### Instructions to follow
Could you reproduce the records from the line with "tools-live-label: 718 Tools" to the line with "signal-icon (936, 76, 1002, 118)", renaming "wifi-icon" to "wireless-icon" and keeping everything else the same?

### Data for processing
※ ※ ※
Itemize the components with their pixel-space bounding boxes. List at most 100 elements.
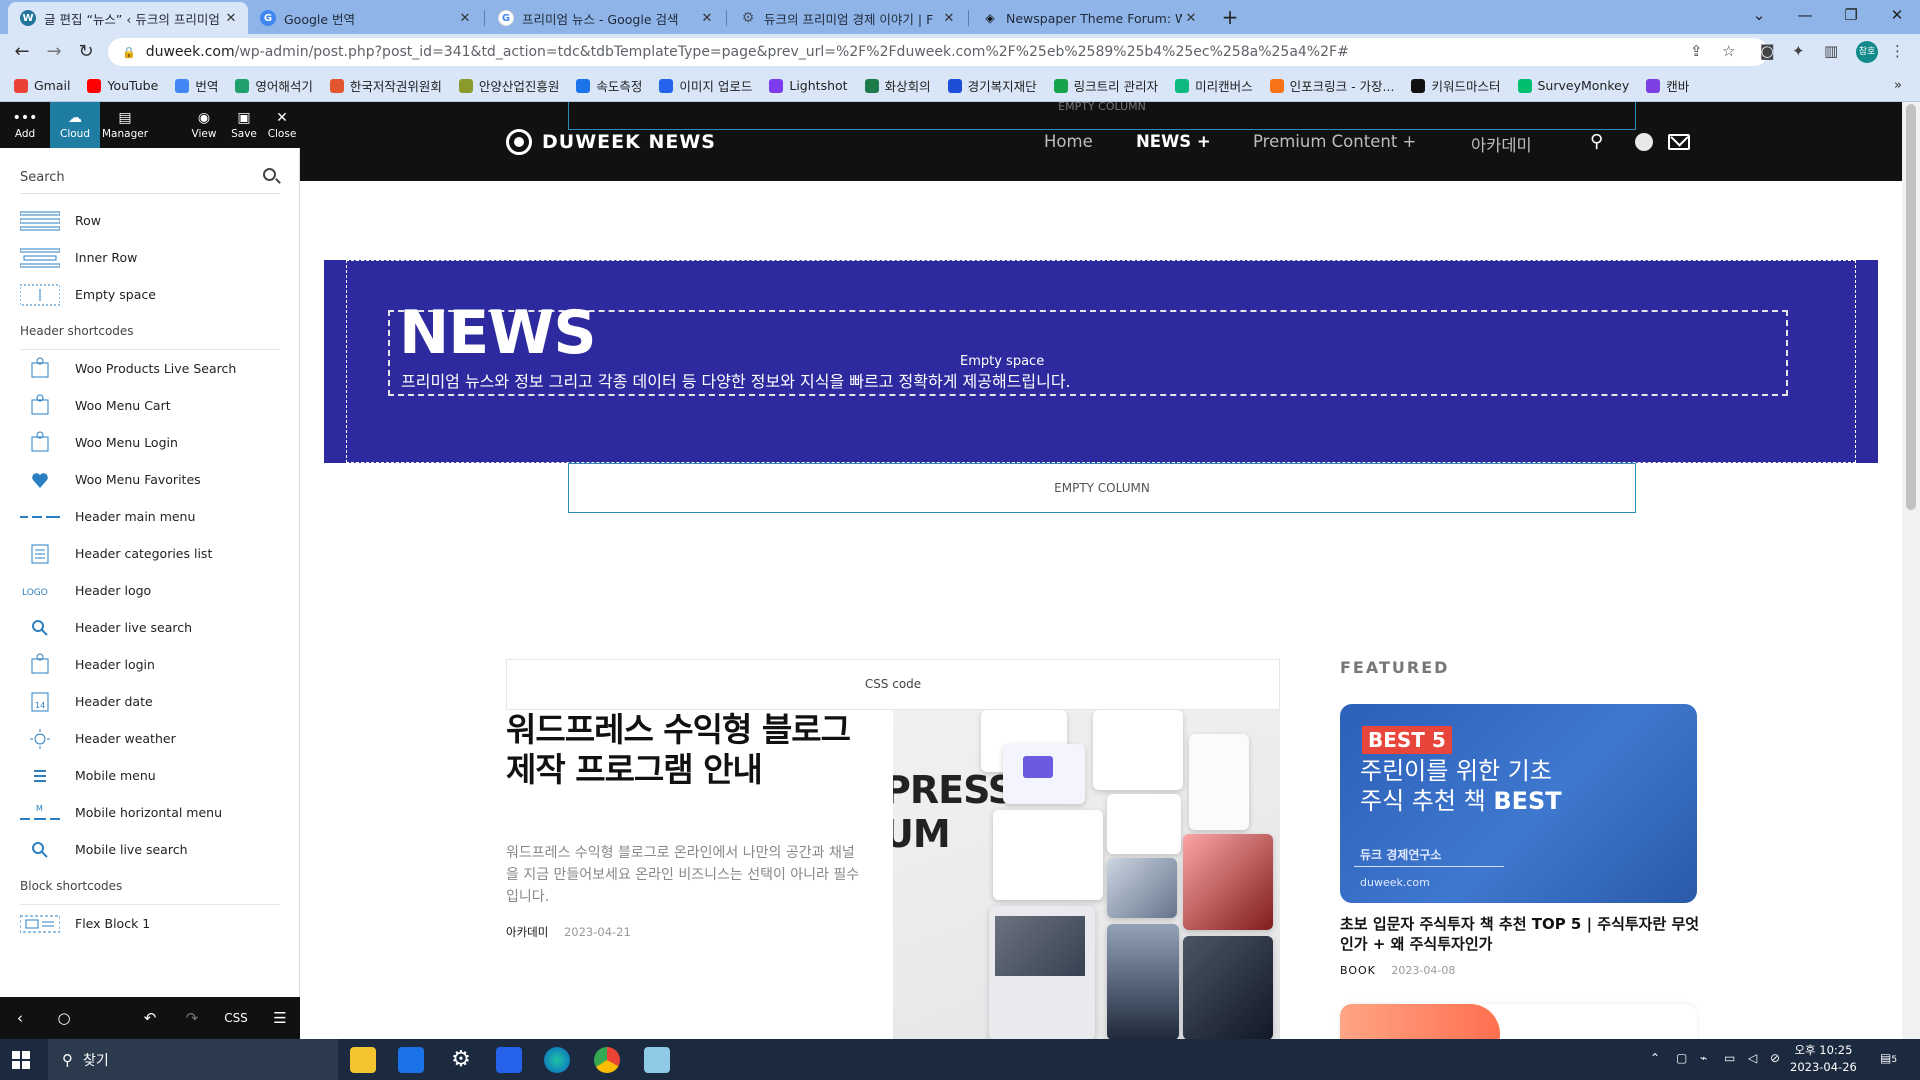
composer-element-item[interactable]: Mobile menu	[0, 757, 300, 794]
composer-element-item[interactable]: LOGO Header logo	[0, 572, 300, 609]
bookmark-item[interactable]: Lightshot	[769, 78, 848, 93]
tab-google-search[interactable]: G 프리미엄 뉴스 - Google 검색 ✕	[486, 2, 724, 34]
share-icon[interactable]: ⇪	[1690, 42, 1703, 60]
screenshot-extension-icon[interactable]: ◙	[1760, 42, 1775, 60]
composer-element-item[interactable]: Woo Menu Cart	[0, 387, 300, 424]
composer-element-item[interactable]: Row	[0, 202, 300, 239]
composer-element-item[interactable]: 14 Header date	[0, 683, 300, 720]
bookmark-item[interactable]: 안양산업진흥원	[458, 76, 559, 95]
redo-icon[interactable]: ↷	[172, 997, 212, 1039]
menu-home[interactable]: Home	[1044, 132, 1093, 151]
taskbar-clock[interactable]: 오후 10:25 2023-04-26	[1790, 1042, 1857, 1076]
save-button[interactable]: ▣ Save	[224, 102, 264, 148]
volume-icon[interactable]: ◁	[1748, 1051, 1757, 1065]
network-icon[interactable]: ⌁	[1700, 1051, 1707, 1065]
close-tab-icon[interactable]: ✕	[940, 11, 958, 26]
site-logo[interactable]: DUWEEK NEWS	[506, 129, 716, 155]
composer-element-item[interactable]: Inner Row	[0, 239, 300, 276]
bookmark-item[interactable]: 인포크링크 - 가장...	[1269, 76, 1394, 95]
home-icon[interactable]: ○	[44, 997, 84, 1039]
tray-app-icon[interactable]: ▢	[1676, 1051, 1687, 1065]
empty-column-top[interactable]: EMPTY COLUMN	[568, 102, 1636, 130]
close-tab-icon[interactable]: ✕	[456, 11, 474, 26]
lock-icon[interactable]: 🔒	[122, 46, 136, 59]
news-banner[interactable]: NEWS 프리미엄 뉴스와 정보 그리고 각종 데이터 등 다양한 정보와 지식…	[324, 260, 1878, 463]
windows-start-icon[interactable]	[12, 1051, 30, 1069]
element-search-input[interactable]	[20, 162, 240, 192]
taskbar-search[interactable]: ⚲ 찾기	[48, 1039, 338, 1080]
bookmark-item[interactable]: 키워드마스터	[1411, 76, 1501, 95]
close-window-button[interactable]: ✕	[1874, 0, 1920, 30]
bookmark-item[interactable]: 링크트리 관리자	[1053, 76, 1158, 95]
css-code-block[interactable]: CSS code	[506, 659, 1280, 710]
close-tab-icon[interactable]: ✕	[1182, 11, 1200, 26]
ime-icon[interactable]: ⊘	[1770, 1051, 1780, 1065]
menu-kebab-icon[interactable]: ⋮	[1890, 42, 1905, 60]
settings-icon[interactable]: ⚙	[448, 1047, 474, 1073]
tab-newspaper-forum[interactable]: ◈ Newspaper Theme Forum: Welc ✕	[970, 2, 1208, 34]
mail-icon[interactable]	[1668, 134, 1690, 150]
composer-element-item[interactable]: Header categories list	[0, 535, 300, 572]
featured-thumbnail-2[interactable]	[1340, 1004, 1697, 1039]
bookmark-item[interactable]: 영어해석기	[235, 76, 313, 95]
composer-element-item[interactable]: Header login	[0, 646, 300, 683]
featured-category[interactable]: BOOK	[1340, 964, 1376, 977]
url-bar[interactable]: 🔒 duweek.com/wp-admin/post.php?post_id=3…	[108, 38, 1768, 66]
post-category[interactable]: 아카데미	[506, 925, 548, 939]
minimize-button[interactable]: —	[1782, 0, 1828, 30]
battery-icon[interactable]: ▭	[1724, 1051, 1735, 1065]
view-button[interactable]: ◉ View	[188, 102, 220, 148]
tray-chevron-icon[interactable]: ⌃	[1650, 1051, 1660, 1065]
add-button[interactable]: ••• Add	[4, 102, 46, 148]
bookmark-item[interactable]: 캔바	[1646, 76, 1689, 95]
restore-button[interactable]: ❐	[1828, 0, 1874, 30]
chrome-icon[interactable]	[594, 1047, 620, 1073]
tab-post-editor[interactable]: W 글 편집 “뉴스” ‹ 듀크의 프리미엄 ✕	[8, 2, 248, 34]
bookmark-item[interactable]: 경기복지재단	[947, 76, 1037, 95]
composer-element-item[interactable]: Woo Products Live Search	[0, 350, 300, 387]
reload-button[interactable]: ↻	[74, 40, 98, 64]
composer-element-item[interactable]: Header main menu	[0, 498, 300, 535]
cloud-button[interactable]: ☁ Cloud	[50, 102, 100, 148]
search-icon[interactable]: ⚲	[1590, 131, 1603, 152]
composer-element-item[interactable]: Mobile live search	[0, 831, 300, 868]
menu-academy[interactable]: 아카데미	[1471, 132, 1532, 156]
composer-element-item[interactable]: M Mobile horizontal menu	[0, 794, 300, 831]
composer-element-item[interactable]: Woo Menu Favorites	[0, 461, 300, 498]
close-tab-icon[interactable]: ✕	[698, 11, 716, 26]
forward-button[interactable]: →	[42, 40, 66, 64]
post-thumbnail[interactable]: PRESS UM	[893, 710, 1280, 1039]
file-explorer-icon[interactable]	[350, 1047, 376, 1073]
collapse-icon[interactable]: ‹	[0, 997, 40, 1039]
side-panel-icon[interactable]: ▥	[1824, 42, 1838, 60]
search-icon[interactable]	[263, 168, 276, 181]
tab-google-translate[interactable]: G Google 번역 ✕	[248, 2, 482, 34]
composer-element-item[interactable]: Flex Block 1	[0, 905, 300, 942]
composer-element-item[interactable]: Header live search	[0, 609, 300, 646]
new-tab-button[interactable]: +	[1216, 4, 1244, 30]
close-button[interactable]: ✕ Close	[266, 102, 298, 148]
featured-title[interactable]: 초보 입문자 주식투자 책 추천 TOP 5 | 주식투자란 무엇인가 + 왜 …	[1340, 914, 1700, 954]
bookmark-item[interactable]: 한국저작권위원회	[329, 76, 442, 95]
notification-icon[interactable]: ▤5	[1880, 1051, 1897, 1065]
bookmark-item[interactable]: 이미지 업로드	[659, 76, 752, 95]
extensions-icon[interactable]: ✦	[1792, 42, 1805, 60]
menu-news[interactable]: NEWS +	[1136, 132, 1211, 151]
tab-search-icon[interactable]: ⌄	[1736, 0, 1782, 30]
empty-column[interactable]: EMPTY COLUMN	[568, 463, 1636, 513]
menu-premium[interactable]: Premium Content +	[1253, 132, 1416, 151]
bookmark-item[interactable]: YouTube	[87, 78, 158, 93]
manager-button[interactable]: ▤ Manager	[100, 102, 150, 148]
css-button[interactable]: CSS	[216, 997, 256, 1039]
page-scrollbar[interactable]	[1902, 102, 1920, 1039]
profile-avatar[interactable]: 참호	[1856, 41, 1878, 63]
composer-element-item[interactable]: Header weather	[0, 720, 300, 757]
tab-duke-economy[interactable]: ⚙ 듀크의 프리미엄 경제 이야기 | F ✕	[728, 2, 966, 34]
empty-space-label[interactable]: Empty space	[960, 354, 1044, 369]
bookmark-item[interactable]: 미리캔버스	[1175, 76, 1253, 95]
layers-icon[interactable]: ☰	[260, 997, 300, 1039]
bookmark-item[interactable]: SurveyMonkey	[1517, 78, 1629, 93]
close-tab-icon[interactable]: ✕	[222, 11, 240, 26]
bookmark-star-icon[interactable]: ☆	[1722, 42, 1735, 60]
bookmark-item[interactable]: 번역	[175, 76, 218, 95]
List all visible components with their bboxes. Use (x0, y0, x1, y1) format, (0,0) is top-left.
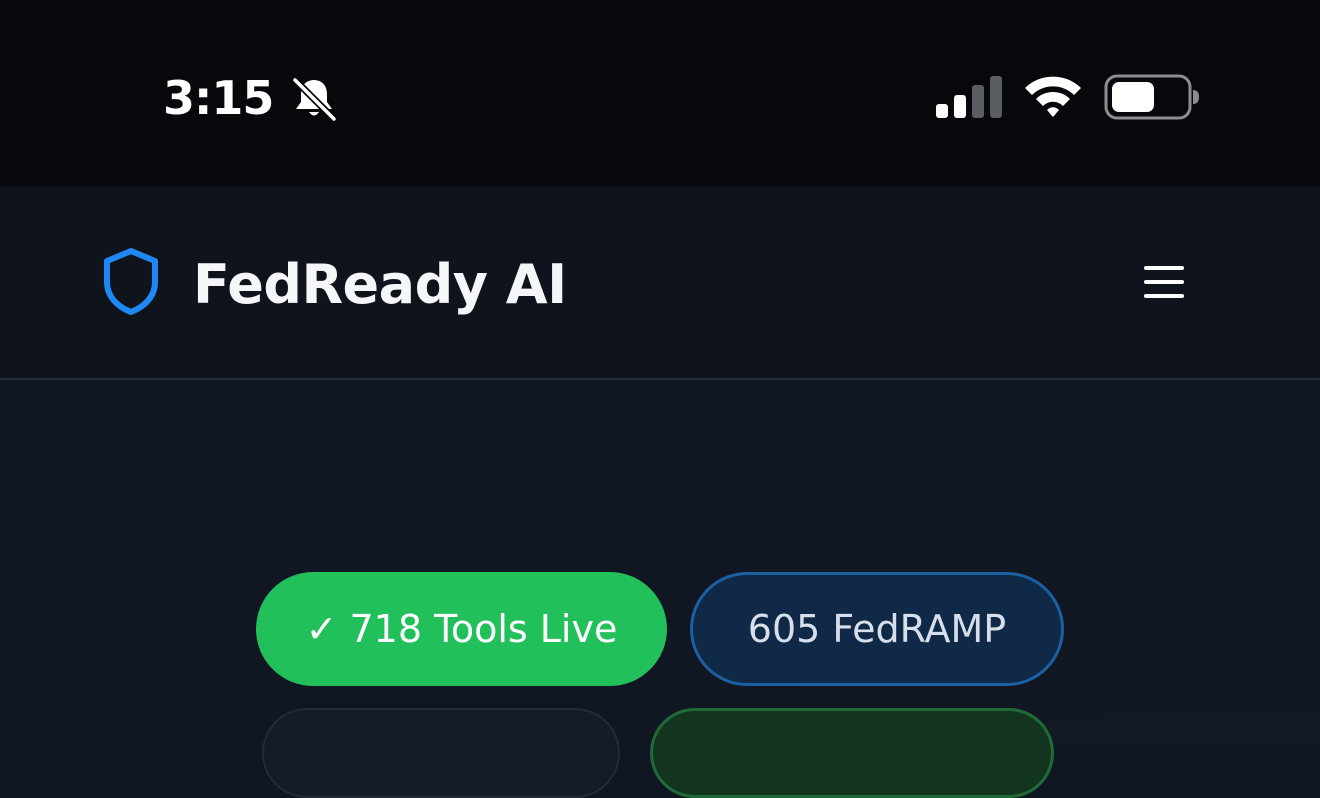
tools-live-label: 718 Tools Live (349, 607, 618, 651)
shield-icon (104, 248, 158, 315)
hamburger-menu-icon[interactable] (1138, 258, 1190, 306)
hero-section: ✓ 718 Tools Live 605 FedRAMP (0, 380, 1320, 798)
wifi-icon (1025, 76, 1081, 117)
fedramp-label: 605 FedRAMP (747, 607, 1007, 651)
badge-partial-left[interactable] (262, 708, 620, 798)
fedramp-badge[interactable]: 605 FedRAMP (690, 572, 1064, 686)
signal-icon (936, 76, 1002, 118)
brand-name[interactable]: FedReady AI (193, 248, 567, 322)
status-time: 3:15 (163, 71, 274, 125)
badge-partial-right[interactable] (650, 708, 1054, 798)
bell-slash-icon (292, 77, 337, 122)
tools-live-badge[interactable]: ✓ 718 Tools Live (256, 572, 667, 686)
status-bar: 3:15 (0, 0, 1320, 186)
checkmark-icon: ✓ (305, 607, 338, 651)
top-navbar: FedReady AI (0, 186, 1320, 380)
battery-icon (1104, 74, 1199, 120)
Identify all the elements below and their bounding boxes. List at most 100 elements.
※ ※ ※
### Correct answer
tools-live-label: 718 Tools Live (349, 607, 618, 651)
shield-icon (104, 248, 158, 315)
hamburger-menu-icon[interactable] (1138, 258, 1190, 306)
hero-section: ✓ 718 Tools Live 605 FedRAMP (0, 380, 1320, 798)
wireless-icon (1025, 76, 1081, 117)
fedramp-label: 605 FedRAMP (747, 607, 1007, 651)
badge-partial-left[interactable] (262, 708, 620, 798)
fedramp-badge[interactable]: 605 FedRAMP (690, 572, 1064, 686)
signal-icon (936, 76, 1002, 118)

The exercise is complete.